> [Stated task]
Wherever a line holds the string "Lapis", copy that line.
* Start Exercise data *
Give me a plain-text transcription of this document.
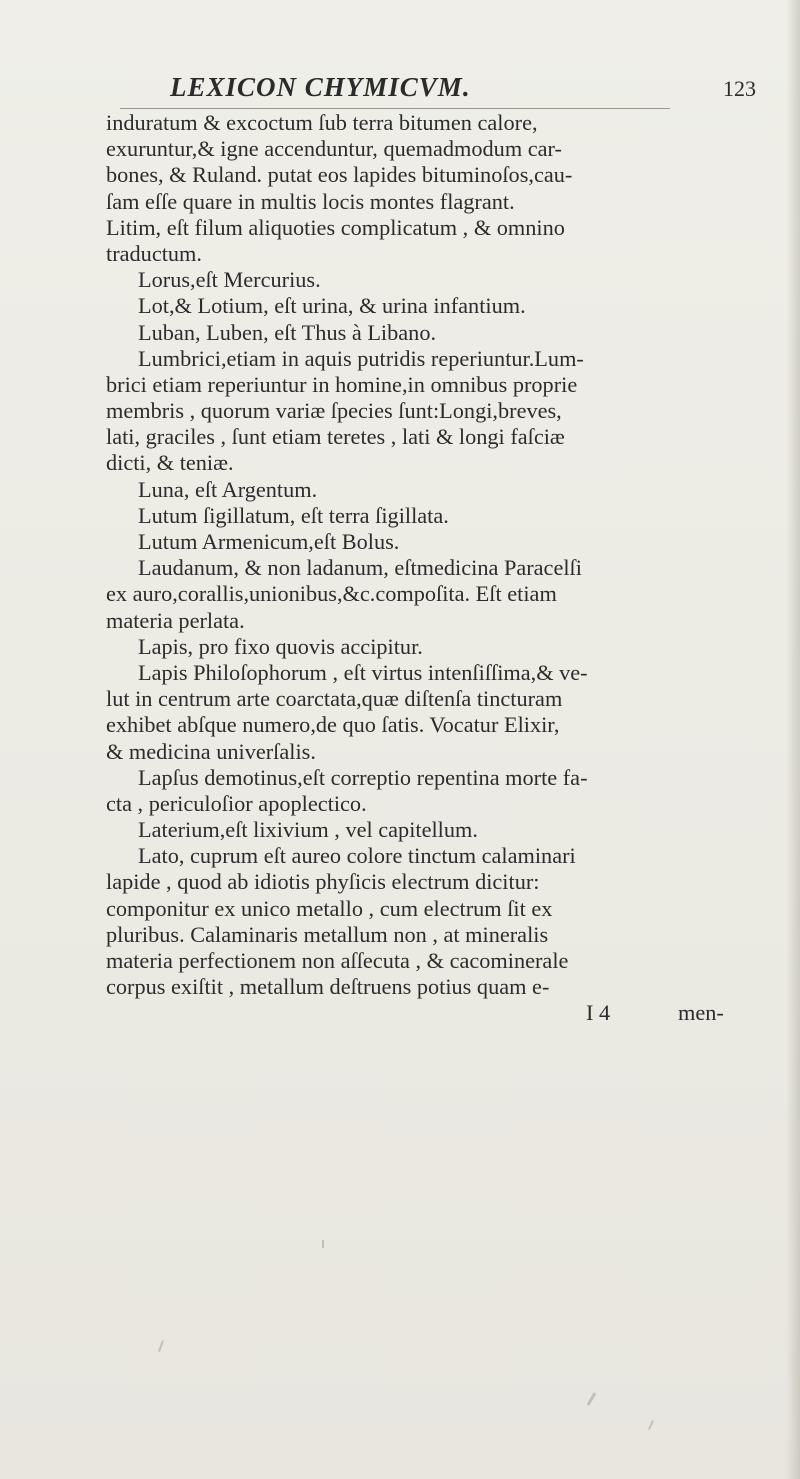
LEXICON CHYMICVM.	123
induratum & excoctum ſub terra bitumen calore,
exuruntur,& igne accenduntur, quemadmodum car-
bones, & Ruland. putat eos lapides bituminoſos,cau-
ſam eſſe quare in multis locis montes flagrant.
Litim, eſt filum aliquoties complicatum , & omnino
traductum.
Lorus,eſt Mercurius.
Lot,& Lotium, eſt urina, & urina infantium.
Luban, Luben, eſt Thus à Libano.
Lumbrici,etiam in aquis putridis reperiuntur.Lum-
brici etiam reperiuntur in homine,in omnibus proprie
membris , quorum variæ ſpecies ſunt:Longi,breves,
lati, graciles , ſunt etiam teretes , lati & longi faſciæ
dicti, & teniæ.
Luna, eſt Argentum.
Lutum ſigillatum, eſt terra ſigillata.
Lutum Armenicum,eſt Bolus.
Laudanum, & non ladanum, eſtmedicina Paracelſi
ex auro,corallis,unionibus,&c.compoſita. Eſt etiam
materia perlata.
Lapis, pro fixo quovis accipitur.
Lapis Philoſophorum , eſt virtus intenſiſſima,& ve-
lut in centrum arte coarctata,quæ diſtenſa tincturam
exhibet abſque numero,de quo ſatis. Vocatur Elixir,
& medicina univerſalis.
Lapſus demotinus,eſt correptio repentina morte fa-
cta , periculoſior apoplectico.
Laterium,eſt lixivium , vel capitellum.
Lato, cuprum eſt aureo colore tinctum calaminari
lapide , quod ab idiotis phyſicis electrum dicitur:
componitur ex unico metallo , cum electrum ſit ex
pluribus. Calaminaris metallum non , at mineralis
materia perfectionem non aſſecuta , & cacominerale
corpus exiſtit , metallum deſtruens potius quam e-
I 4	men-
* End Exercise data *
* Start Exercise data *
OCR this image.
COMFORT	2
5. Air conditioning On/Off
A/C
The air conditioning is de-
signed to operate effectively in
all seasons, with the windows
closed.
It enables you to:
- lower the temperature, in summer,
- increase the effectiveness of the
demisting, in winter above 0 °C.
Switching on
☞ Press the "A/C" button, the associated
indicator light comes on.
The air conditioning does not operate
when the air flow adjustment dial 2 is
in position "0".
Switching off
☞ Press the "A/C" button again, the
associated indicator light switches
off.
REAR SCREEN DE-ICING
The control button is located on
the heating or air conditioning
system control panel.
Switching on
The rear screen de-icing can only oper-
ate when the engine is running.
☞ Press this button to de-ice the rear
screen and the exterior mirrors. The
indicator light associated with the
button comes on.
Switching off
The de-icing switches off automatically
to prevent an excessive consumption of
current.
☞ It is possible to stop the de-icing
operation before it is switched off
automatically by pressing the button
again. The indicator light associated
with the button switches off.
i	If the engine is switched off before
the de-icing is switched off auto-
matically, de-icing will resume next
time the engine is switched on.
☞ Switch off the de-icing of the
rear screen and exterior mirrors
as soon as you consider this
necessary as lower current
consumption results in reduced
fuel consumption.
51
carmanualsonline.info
* End Exercise data *
> [Correct output]
Lapis, pro fixo quovis accipitur.
Lapis Philoſophorum , eſt virtus intenſiſſima,& ve-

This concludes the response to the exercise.